--- Start of GIVEN INFORMATION ---

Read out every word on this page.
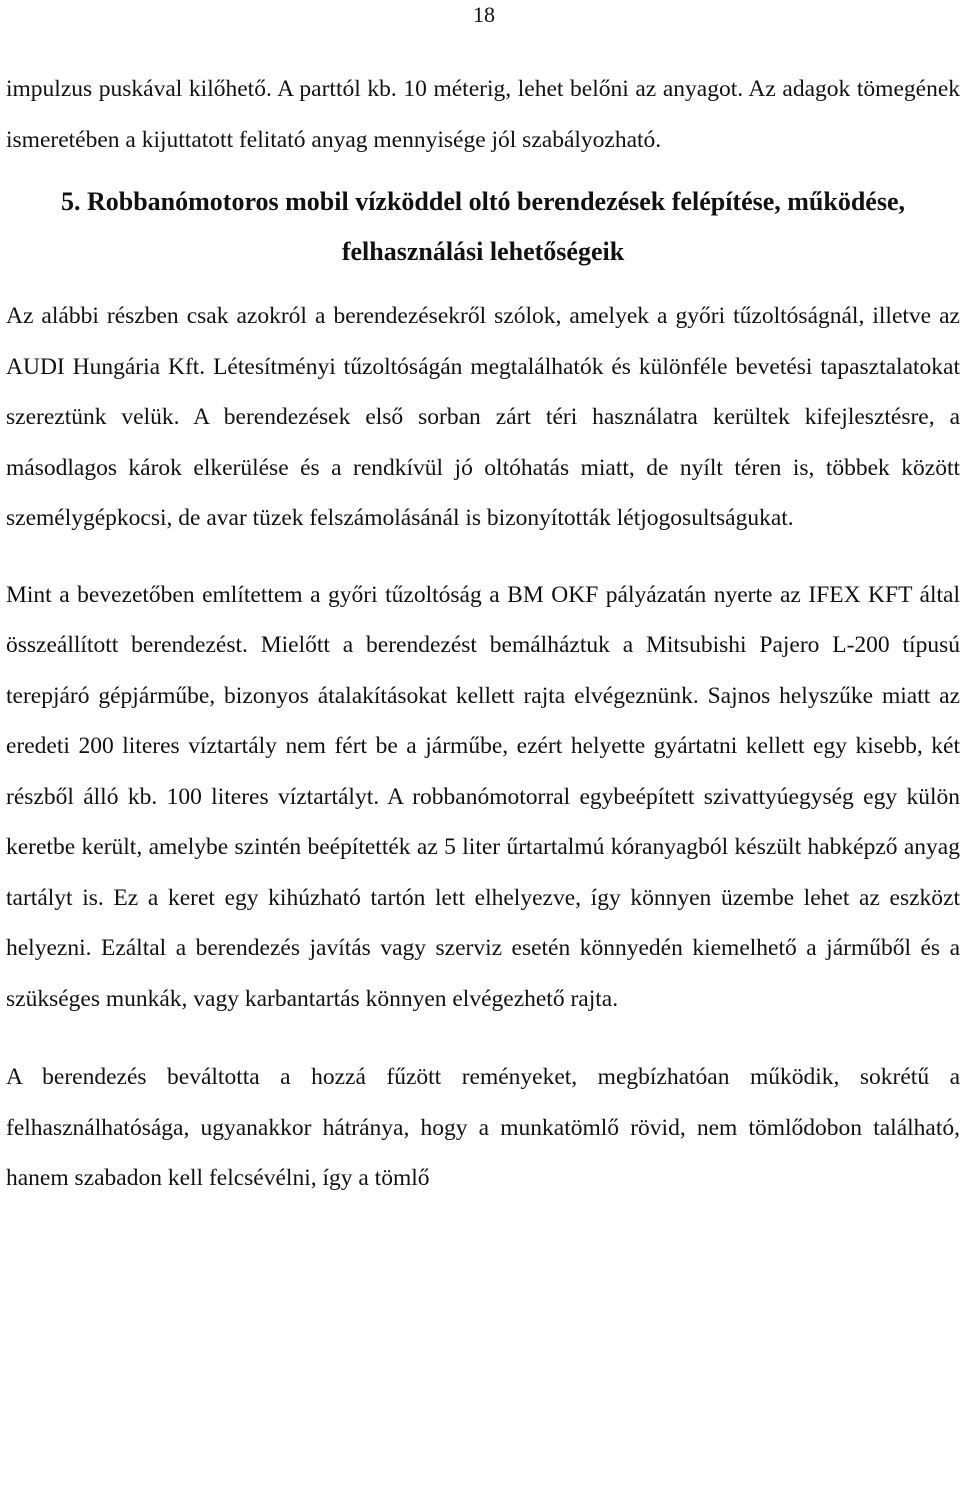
18

impulzus puskával kilőhető. A parttól kb. 10 méterig, lehet belőni az anyagot. Az adagok tömegének ismeretében a kijuttatott felitató anyag mennyisége jól szabályozható.

5. Robbanómotoros mobil vízköddel oltó berendezések felépítése, működése, felhasználási lehetőségeik

Az alábbi részben csak azokról a berendezésekről szólok, amelyek a győri tűzoltóságnál, illetve az AUDI Hungária Kft. Létesítményi tűzoltóságán megtalálhatók és különféle bevetési tapasztalatokat szereztünk velük. A berendezések első sorban zárt téri használatra kerültek kifejlesztésre, a másodlagos károk elkerülése és a rendkívül jó oltóhatás miatt, de nyílt téren is, többek között személygépkocsi, de avar tüzek felszámolásánál is bizonyították létjogosultságukat.

Mint a bevezetőben említettem a győri tűzoltóság a BM OKF pályázatán nyerte az IFEX KFT által összeállított berendezést. Mielőtt a berendezést bemálháztuk a Mitsubishi Pajero L-200 típusú terepjáró gépjárműbe, bizonyos átalakításokat kellett rajta elvégeznünk. Sajnos helyszűke miatt az eredeti 200 literes víztartály nem fért be a járműbe, ezért helyette gyártatni kellett egy kisebb, két részből álló kb. 100 literes víztartályt. A robbanómotorral egybeépített szivattyúegység egy külön keretbe került, amelybe szintén beépítették az 5 liter űrtartalmú kóranyagból készült habképző anyag tartályt is. Ez a keret egy kihúzható tartón lett elhelyezve, így könnyen üzembe lehet az eszközt helyezni. Ezáltal a berendezés javítás vagy szerviz esetén könnyedén kiemelhető a járműből és a szükséges munkák, vagy karbantartás könnyen elvégezhető rajta.

A berendezés beváltotta a hozzá fűzött reményeket, megbízhatóan működik, sokrétű a felhasználhatósága, ugyanakkor hátránya, hogy a munkatömlő rövid, nem tömlődobon található, hanem szabadon kell felcsévélni, így a tömlő
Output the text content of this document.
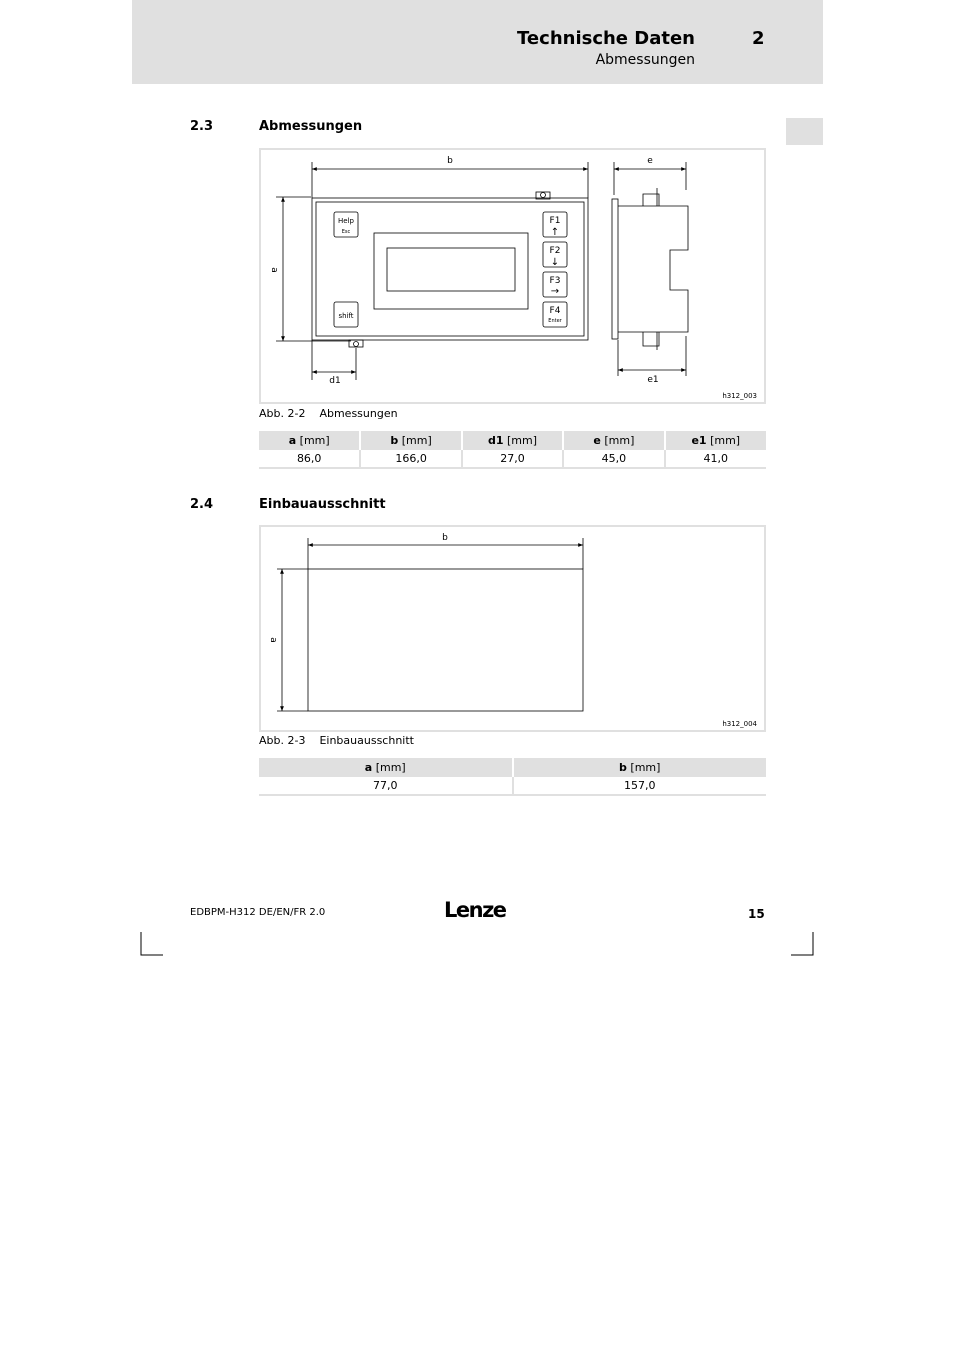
Technische Daten	2
Abmessungen
2.3	Abmessungen
b	e
a
d1	e1
Help
Esc
shift
F1
↑
F2
↓
F3
→
F4
Enter
h312_003
Abb. 2-2 Abmessungen
a [mm]	b [mm]	d1 [mm]	e [mm]	e1 [mm]
86,0	166,0	27,0	45,0	41,0
2.4	Einbauausschnitt
b
a
h312_004
Abb. 2-3 Einbauausschnitt
a [mm]	b [mm]
77,0	157,0
EDBPM-H312 DE/EN/FR 2.0	Lenze	15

--- End of GIVEN INFORMATION ---

- **GOAL**:
Pick each line holding the word "this" out of the listing.

- **THE RESPONSE**:
Read out every word on this page.
Output the text content of this document.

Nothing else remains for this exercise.